Exercise directions: Tell how many lines contain the word "text". Reply with the number only.

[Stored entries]
►

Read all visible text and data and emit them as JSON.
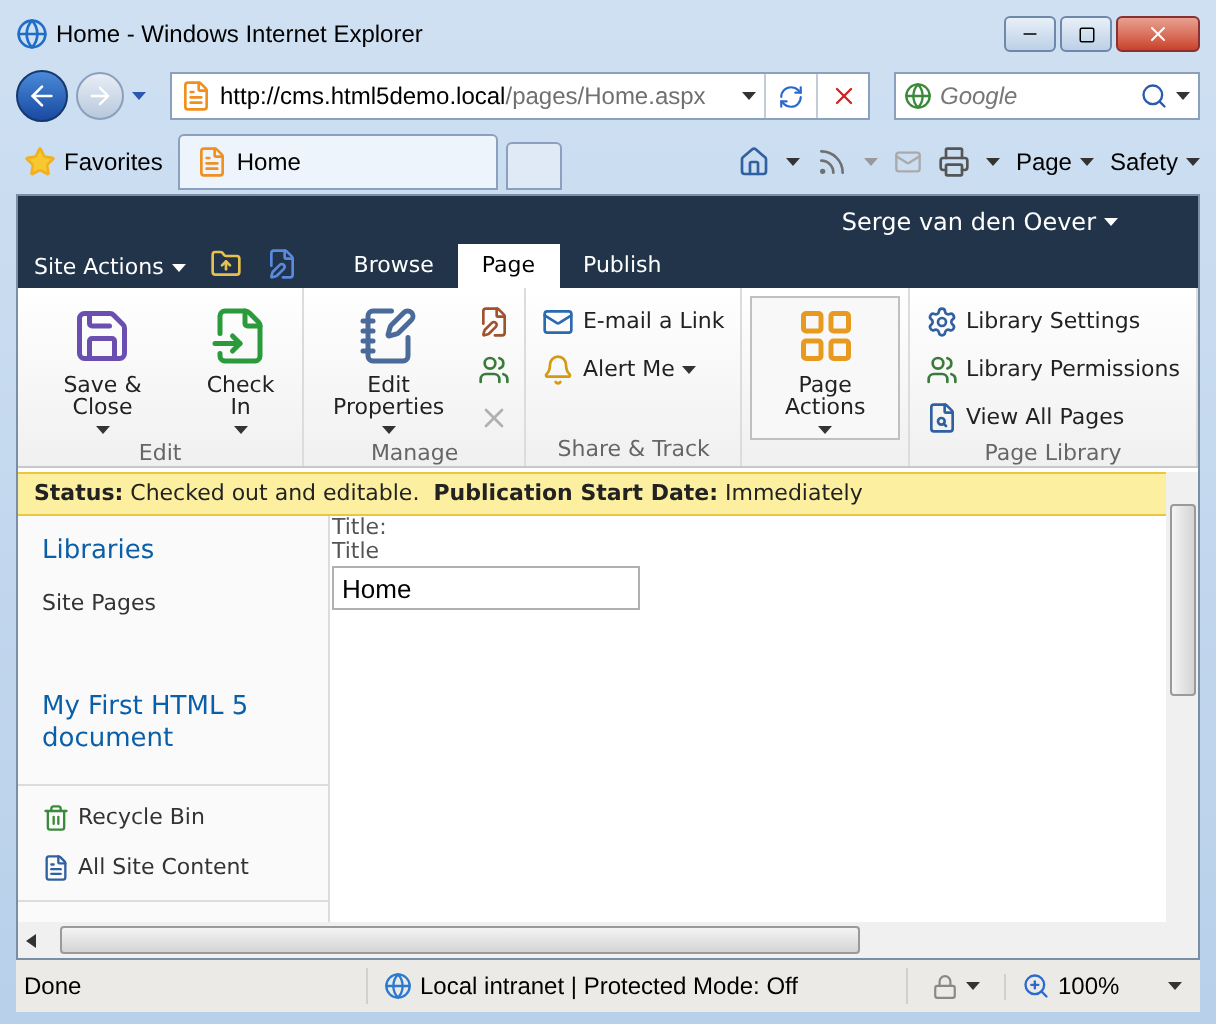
{
  "window": {
    "title": "Home - Windows Internet Explorer"
  },
  "address_bar": {
    "host": "http://cms.html5demo.local",
    "path": "/pages/Home.aspx"
  },
  "search": {
    "placeholder": "Google"
  },
  "favorites": "Favorites",
  "tabs": [
    {
      "label": "Home",
      "selected": true
    }
  ],
  "command_bar": [
    "Page",
    "Safety"
  ],
  "site_actions": "Site Actions",
  "ribbon_tabs": [
    {
      "label": "Browse",
      "selected": false
    },
    {
      "label": "Page",
      "selected": true
    },
    {
      "label": "Publish",
      "selected": false
    }
  ],
  "user": "Serge van den Oever",
  "ribbon_groups": [
    {
      "label": "Edit",
      "buttons": [
        {
          "kind": "large",
          "label": "Save & Close",
          "dropdown": true,
          "disabled": false
        },
        {
          "kind": "large",
          "label": "Check In",
          "dropdown": true,
          "disabled": false
        }
      ]
    },
    {
      "label": "Manage",
      "buttons": [
        {
          "kind": "large",
          "label": "Edit Properties",
          "dropdown": true,
          "disabled": false
        },
        {
          "kind": "icon",
          "dropdown": false,
          "disabled": false
        },
        {
          "kind": "icon",
          "dropdown": false,
          "disabled": false
        },
        {
          "kind": "icon",
          "dropdown": false,
          "disabled": true
        }
      ]
    },
    {
      "label": "Share & Track",
      "buttons": [
        {
          "kind": "small",
          "label": "E-mail a Link",
          "dropdown": false,
          "disabled": false
        },
        {
          "kind": "small",
          "label": "Alert Me",
          "dropdown": true,
          "disabled": false
        }
      ]
    },
    {
      "buttons": [
        {
          "kind": "large",
          "label": "Page Actions",
          "dropdown": true,
          "disabled": false,
          "selected": true
        }
      ]
    },
    {
      "label": "Page Library",
      "buttons": [
        {
          "kind": "small",
          "label": "Library Settings",
          "dropdown": false,
          "disabled": false
        },
        {
          "kind": "small",
          "label": "Library Permissions",
          "dropdown": false,
          "disabled": false
        },
        {
          "kind": "small",
          "label": "View All Pages",
          "dropdown": false,
          "disabled": false
        }
      ]
    }
  ],
  "status": "**Status:** Checked out and editable.  **Publication Start Date:** Immediately",
  "left_nav": {
    "heading": "Libraries",
    "items": [
      {
        "kind": "plain",
        "label": "Site Pages"
      },
      {
        "kind": "link",
        "label": "My First HTML 5 document"
      }
    ],
    "footer": [
      "Recycle Bin",
      "All Site Content"
    ]
  },
  "form": {
    "label": "Title:",
    "field_label": "Title",
    "value": "Home"
  },
  "status_bar": {
    "text": "Done",
    "zone": "Local intranet | Protected Mode: Off",
    "zoom": "100%"
  }
}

◄

Written solution: 2